- _The problem_
Go through the records and show each line where the word "Extract" occurs.

[Dataset rows about figures]
....................
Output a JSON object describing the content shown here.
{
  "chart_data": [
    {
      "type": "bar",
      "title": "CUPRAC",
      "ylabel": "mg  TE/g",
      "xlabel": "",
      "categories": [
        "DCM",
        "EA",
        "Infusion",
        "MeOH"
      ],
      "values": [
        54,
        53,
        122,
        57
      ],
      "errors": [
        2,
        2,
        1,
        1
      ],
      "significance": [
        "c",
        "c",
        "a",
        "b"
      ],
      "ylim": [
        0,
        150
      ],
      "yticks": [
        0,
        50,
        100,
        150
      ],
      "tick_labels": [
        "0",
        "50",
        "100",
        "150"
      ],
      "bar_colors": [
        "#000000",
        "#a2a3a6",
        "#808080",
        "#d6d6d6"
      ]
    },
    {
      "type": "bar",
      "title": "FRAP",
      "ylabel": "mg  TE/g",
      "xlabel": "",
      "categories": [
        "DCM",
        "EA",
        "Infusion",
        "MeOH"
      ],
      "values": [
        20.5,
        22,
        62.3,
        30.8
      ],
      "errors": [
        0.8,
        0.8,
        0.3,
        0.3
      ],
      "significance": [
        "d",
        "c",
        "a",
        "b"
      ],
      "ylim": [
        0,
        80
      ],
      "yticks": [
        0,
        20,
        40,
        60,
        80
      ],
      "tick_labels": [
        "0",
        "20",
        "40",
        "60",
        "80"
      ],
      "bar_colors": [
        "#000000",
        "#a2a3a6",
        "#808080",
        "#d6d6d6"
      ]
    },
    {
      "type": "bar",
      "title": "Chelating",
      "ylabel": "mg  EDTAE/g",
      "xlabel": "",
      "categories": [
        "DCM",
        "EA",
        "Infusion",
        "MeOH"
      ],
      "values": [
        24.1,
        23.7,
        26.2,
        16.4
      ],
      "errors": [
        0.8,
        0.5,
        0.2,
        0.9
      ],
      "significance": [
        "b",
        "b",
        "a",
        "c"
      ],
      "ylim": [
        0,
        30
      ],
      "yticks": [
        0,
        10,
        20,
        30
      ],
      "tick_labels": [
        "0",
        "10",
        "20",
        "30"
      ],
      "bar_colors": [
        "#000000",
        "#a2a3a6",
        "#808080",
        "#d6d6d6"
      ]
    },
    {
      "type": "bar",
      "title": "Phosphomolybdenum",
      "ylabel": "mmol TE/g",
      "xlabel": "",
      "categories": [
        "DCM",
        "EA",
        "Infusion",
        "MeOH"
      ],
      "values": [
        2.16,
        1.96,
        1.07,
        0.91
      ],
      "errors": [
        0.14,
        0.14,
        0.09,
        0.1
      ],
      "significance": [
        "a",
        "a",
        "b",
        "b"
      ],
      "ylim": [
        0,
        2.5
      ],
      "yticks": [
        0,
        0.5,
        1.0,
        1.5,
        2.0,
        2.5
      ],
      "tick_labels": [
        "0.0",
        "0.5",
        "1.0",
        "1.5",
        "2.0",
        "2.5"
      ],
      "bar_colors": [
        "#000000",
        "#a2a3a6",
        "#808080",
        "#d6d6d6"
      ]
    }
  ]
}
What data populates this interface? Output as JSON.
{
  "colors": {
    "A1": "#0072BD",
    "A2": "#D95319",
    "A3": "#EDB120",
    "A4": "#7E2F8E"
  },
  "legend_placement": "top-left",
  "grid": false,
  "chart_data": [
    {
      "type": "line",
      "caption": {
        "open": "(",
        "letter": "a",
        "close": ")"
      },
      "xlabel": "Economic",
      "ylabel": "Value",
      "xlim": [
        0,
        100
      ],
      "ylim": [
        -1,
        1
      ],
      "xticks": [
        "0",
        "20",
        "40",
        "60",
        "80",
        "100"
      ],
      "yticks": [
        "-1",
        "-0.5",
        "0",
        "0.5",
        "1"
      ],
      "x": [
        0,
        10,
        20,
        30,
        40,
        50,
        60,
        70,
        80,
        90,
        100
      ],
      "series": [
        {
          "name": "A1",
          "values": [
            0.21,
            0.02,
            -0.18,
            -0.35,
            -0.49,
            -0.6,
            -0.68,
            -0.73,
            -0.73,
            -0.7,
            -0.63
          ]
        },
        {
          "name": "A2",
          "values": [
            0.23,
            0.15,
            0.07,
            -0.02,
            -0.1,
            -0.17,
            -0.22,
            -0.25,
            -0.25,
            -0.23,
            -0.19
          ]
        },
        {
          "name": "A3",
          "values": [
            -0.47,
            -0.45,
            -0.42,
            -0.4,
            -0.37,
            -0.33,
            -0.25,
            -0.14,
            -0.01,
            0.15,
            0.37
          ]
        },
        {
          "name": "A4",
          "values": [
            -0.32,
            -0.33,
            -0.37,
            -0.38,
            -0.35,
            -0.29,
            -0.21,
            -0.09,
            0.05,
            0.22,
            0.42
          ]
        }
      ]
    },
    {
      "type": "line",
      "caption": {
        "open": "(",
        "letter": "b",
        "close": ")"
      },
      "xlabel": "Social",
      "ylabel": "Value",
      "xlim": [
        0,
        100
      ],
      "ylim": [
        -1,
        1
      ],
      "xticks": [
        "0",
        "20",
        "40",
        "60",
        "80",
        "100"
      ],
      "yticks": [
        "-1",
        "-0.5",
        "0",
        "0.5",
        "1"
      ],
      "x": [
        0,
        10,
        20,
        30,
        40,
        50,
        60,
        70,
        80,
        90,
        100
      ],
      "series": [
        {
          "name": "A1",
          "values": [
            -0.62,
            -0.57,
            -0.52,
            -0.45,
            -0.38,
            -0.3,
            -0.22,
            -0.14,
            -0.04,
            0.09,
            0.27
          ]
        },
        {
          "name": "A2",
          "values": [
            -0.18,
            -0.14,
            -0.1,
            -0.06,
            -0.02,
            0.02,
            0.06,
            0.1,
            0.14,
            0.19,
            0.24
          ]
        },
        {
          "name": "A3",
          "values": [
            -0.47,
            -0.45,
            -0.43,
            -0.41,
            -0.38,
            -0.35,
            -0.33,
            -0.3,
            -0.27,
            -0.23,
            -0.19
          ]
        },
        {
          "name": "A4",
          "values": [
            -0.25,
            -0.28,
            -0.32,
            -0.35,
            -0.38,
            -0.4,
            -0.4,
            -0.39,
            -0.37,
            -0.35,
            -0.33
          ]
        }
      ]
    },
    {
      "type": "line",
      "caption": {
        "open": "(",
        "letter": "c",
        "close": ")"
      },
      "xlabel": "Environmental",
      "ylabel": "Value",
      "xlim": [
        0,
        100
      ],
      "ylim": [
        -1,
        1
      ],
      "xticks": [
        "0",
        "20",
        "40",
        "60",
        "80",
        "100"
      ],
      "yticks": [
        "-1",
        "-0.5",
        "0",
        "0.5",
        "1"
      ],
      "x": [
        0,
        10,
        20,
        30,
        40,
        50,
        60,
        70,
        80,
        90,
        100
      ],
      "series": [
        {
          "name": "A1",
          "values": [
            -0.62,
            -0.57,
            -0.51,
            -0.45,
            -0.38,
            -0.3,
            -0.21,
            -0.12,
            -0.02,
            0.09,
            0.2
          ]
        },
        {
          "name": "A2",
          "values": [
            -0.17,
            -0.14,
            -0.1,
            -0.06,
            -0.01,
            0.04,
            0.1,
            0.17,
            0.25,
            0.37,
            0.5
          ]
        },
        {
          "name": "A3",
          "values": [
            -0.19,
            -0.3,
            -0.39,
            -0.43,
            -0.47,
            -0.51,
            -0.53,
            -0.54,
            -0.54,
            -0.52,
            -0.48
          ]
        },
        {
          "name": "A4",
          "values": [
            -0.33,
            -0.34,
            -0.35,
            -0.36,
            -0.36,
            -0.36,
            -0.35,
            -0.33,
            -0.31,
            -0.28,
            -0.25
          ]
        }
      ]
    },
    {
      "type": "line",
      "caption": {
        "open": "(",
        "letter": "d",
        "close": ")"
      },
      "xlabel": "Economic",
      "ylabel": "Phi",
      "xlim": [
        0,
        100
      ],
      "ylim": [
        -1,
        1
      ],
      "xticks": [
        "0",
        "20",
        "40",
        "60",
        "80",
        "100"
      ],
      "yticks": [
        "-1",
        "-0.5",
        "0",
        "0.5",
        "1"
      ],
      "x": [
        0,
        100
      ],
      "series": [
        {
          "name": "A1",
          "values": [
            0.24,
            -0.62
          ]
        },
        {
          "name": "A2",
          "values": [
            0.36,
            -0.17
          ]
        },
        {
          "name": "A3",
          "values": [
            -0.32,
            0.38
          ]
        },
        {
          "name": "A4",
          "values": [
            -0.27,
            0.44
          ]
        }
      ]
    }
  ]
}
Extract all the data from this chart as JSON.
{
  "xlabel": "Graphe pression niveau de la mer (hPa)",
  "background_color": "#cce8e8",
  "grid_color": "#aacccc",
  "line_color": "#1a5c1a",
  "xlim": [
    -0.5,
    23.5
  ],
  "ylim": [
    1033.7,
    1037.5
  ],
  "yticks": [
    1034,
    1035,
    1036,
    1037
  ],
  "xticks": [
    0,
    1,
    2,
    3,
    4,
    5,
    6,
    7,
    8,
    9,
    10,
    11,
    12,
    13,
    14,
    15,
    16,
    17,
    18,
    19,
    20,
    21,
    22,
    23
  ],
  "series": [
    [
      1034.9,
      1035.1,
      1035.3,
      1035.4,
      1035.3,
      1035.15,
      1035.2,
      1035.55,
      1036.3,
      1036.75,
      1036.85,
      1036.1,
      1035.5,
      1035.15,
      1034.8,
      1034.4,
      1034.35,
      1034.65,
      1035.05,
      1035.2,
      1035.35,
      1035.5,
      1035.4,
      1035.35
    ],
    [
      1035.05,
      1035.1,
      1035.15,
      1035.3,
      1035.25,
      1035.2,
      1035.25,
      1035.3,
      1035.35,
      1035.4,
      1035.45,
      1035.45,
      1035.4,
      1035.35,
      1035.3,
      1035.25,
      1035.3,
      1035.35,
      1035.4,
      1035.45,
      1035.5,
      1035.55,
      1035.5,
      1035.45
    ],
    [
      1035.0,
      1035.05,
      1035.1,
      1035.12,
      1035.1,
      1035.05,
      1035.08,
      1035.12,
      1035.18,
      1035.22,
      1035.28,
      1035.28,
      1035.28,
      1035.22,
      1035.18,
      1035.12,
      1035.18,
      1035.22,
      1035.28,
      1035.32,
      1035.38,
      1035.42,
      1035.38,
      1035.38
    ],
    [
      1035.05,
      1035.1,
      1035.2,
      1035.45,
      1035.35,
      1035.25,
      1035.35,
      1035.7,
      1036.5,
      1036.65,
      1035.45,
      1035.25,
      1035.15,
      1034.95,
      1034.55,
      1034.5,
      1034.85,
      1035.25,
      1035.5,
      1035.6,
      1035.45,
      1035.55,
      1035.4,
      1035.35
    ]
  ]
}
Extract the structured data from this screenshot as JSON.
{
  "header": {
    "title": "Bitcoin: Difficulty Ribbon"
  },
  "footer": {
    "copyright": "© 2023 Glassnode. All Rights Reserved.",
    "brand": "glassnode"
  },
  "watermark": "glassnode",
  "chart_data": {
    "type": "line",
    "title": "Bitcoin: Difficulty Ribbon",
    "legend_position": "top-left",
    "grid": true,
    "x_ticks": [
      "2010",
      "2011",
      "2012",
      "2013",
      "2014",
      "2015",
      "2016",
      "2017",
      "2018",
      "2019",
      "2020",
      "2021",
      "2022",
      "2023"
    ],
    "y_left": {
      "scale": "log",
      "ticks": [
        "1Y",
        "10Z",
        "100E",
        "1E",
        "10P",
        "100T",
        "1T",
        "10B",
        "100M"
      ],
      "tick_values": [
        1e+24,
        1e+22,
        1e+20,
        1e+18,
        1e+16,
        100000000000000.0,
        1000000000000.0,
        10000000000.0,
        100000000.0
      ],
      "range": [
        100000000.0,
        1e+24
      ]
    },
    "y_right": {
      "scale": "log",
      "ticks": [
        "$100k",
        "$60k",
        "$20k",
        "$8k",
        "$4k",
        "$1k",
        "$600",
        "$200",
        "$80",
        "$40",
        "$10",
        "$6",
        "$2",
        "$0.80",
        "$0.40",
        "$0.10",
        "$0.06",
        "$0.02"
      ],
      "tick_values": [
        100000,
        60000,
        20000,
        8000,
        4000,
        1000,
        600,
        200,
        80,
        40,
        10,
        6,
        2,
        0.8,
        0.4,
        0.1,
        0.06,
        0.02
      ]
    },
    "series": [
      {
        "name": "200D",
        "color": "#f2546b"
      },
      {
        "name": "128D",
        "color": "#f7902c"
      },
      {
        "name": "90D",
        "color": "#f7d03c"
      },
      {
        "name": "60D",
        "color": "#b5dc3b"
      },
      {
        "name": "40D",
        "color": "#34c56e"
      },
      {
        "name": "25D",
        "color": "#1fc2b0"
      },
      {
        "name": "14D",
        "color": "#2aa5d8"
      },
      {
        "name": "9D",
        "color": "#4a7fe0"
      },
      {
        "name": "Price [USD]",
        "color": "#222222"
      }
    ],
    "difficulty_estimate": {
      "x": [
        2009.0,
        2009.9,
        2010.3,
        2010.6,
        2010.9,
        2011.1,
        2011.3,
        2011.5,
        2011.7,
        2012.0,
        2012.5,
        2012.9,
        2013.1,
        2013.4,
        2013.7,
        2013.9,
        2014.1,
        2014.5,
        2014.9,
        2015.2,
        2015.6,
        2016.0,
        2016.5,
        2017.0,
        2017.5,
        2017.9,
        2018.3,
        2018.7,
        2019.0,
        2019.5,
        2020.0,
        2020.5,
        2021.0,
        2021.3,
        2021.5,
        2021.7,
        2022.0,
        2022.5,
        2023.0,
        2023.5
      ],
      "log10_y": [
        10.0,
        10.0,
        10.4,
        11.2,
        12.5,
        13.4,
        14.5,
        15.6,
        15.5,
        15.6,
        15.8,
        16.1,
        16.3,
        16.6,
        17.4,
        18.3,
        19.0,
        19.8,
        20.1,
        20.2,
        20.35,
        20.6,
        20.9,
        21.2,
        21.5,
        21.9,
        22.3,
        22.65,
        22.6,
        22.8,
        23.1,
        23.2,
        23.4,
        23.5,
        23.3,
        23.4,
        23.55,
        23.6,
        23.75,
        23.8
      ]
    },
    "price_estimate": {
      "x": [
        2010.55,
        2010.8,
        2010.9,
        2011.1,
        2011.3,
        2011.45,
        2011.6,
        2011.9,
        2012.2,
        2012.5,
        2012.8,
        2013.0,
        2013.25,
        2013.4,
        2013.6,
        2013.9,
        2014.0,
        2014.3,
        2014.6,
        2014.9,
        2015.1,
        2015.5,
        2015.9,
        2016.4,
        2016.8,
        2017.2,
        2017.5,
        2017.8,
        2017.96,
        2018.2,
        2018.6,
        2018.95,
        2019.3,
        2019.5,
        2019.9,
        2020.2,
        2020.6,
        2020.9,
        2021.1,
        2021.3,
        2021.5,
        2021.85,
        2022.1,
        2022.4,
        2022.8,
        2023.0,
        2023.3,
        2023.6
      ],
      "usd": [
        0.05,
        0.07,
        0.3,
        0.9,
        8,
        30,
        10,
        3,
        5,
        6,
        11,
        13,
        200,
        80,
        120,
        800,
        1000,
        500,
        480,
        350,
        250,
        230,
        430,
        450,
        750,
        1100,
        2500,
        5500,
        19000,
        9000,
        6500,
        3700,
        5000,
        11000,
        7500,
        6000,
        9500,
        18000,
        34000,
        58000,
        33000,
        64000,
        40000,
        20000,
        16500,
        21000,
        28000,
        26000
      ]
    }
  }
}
....................
- _Solution to this task_
Extract all the data from this chart as JSON.
Extract the structured data from this screenshot as JSON.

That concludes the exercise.